PROBLEM TO WORK ON:
Gather every line from the entries below that includes "heading".

— begin DATA PROVIDED —

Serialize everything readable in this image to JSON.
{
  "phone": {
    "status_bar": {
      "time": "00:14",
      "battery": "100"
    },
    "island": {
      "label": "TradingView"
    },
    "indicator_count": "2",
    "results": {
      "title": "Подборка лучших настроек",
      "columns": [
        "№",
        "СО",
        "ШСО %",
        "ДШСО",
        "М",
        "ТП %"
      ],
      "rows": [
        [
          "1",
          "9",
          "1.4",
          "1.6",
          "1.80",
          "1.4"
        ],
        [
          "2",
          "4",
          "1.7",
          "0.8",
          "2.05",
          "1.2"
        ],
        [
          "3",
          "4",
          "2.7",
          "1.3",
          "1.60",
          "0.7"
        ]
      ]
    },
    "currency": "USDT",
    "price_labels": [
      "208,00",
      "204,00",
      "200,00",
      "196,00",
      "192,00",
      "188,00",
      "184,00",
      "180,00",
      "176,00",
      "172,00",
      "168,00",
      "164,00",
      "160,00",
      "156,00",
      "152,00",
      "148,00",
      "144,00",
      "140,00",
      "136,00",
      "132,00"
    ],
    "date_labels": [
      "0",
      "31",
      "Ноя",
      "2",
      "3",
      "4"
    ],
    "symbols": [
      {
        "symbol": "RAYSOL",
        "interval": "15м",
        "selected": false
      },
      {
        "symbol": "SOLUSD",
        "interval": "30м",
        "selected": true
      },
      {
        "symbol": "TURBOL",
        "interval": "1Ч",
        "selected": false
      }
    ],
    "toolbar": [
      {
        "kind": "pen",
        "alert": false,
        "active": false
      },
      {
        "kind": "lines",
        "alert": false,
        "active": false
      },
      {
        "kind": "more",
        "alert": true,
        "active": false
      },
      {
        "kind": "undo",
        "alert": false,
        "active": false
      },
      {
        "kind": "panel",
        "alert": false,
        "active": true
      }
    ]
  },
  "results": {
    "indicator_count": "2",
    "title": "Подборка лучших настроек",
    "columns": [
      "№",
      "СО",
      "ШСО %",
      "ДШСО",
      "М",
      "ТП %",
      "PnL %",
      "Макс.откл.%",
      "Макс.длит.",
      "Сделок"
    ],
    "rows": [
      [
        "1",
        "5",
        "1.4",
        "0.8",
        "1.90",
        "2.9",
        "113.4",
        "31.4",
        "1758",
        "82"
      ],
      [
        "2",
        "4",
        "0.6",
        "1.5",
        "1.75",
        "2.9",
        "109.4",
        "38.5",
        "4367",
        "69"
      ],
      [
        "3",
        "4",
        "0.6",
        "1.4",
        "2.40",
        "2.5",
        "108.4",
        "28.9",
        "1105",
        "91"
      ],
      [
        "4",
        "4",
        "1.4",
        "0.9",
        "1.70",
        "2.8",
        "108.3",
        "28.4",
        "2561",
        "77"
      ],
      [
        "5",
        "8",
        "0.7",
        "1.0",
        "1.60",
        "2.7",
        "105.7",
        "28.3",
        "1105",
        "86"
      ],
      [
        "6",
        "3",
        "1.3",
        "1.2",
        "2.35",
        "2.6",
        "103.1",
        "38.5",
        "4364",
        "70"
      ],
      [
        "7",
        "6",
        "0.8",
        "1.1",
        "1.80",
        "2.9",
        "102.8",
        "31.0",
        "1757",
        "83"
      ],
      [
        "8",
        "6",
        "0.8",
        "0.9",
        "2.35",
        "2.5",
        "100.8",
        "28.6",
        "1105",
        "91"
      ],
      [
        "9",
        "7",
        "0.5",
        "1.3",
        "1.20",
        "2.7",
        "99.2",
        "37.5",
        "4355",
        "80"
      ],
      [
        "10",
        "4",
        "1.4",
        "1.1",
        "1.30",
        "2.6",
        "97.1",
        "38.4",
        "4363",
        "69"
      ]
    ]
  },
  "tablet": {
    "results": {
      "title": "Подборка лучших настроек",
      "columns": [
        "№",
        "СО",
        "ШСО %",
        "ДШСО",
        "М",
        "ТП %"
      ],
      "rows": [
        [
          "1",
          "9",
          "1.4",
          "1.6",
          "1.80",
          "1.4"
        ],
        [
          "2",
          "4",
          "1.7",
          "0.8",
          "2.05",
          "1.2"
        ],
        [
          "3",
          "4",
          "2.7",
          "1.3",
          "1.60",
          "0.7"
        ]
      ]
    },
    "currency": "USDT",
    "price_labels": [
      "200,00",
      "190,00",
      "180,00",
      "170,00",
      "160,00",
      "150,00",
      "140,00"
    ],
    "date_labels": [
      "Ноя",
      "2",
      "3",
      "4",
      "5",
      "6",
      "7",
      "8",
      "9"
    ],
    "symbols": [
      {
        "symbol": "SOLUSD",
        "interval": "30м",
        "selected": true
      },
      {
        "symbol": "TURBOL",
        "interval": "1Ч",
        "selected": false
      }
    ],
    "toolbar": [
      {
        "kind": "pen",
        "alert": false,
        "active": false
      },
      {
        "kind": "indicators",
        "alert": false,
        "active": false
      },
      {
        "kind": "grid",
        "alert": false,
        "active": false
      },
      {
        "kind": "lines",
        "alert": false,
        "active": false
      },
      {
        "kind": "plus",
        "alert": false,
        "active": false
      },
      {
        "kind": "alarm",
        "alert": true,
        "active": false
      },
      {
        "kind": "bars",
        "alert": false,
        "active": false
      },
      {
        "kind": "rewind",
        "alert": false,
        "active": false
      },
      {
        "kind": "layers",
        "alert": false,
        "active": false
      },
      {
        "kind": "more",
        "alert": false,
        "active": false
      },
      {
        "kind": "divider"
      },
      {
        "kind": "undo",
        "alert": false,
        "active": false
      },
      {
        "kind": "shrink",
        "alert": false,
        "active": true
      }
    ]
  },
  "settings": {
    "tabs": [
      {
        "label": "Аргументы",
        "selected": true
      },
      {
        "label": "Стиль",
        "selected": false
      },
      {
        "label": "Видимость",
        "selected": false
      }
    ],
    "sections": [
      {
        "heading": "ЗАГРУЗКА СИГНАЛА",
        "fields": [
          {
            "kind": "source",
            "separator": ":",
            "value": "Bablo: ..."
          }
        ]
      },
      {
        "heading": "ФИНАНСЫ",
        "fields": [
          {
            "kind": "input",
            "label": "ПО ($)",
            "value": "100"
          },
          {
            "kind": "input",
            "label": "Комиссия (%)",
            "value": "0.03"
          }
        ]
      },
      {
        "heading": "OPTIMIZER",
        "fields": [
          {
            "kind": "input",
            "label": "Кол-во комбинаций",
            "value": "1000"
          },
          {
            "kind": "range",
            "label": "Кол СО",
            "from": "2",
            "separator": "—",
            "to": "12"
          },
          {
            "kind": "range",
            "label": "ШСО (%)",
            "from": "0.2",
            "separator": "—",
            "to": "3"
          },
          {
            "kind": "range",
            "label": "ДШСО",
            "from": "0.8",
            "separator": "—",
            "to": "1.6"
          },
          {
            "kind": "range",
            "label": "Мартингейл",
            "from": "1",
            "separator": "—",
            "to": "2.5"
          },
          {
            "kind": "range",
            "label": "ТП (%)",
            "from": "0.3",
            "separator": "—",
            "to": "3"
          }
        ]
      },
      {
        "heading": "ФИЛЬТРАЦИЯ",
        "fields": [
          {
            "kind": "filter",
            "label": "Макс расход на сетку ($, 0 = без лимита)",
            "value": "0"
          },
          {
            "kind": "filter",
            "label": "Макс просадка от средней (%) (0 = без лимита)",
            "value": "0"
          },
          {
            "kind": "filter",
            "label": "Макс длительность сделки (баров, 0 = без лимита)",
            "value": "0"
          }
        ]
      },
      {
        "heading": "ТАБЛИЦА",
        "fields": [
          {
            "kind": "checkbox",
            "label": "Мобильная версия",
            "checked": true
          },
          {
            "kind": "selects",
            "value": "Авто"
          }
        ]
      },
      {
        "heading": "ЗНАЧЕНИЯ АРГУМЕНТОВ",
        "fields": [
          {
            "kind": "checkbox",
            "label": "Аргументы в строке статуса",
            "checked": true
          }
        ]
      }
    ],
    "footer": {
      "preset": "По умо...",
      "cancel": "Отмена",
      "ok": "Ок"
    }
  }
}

— end DATA PROVIDED —

RESPONSE TO THIS TASK:
        "heading": "ЗАГРУЗКА СИГНАЛА",
        "heading": "ФИНАНСЫ",
        "heading": "OPTIMIZER",
        "heading": "ФИЛЬТРАЦИЯ",
        "heading": "ТАБЛИЦА",
        "heading": "ЗНАЧЕНИЯ АРГУМЕНТОВ",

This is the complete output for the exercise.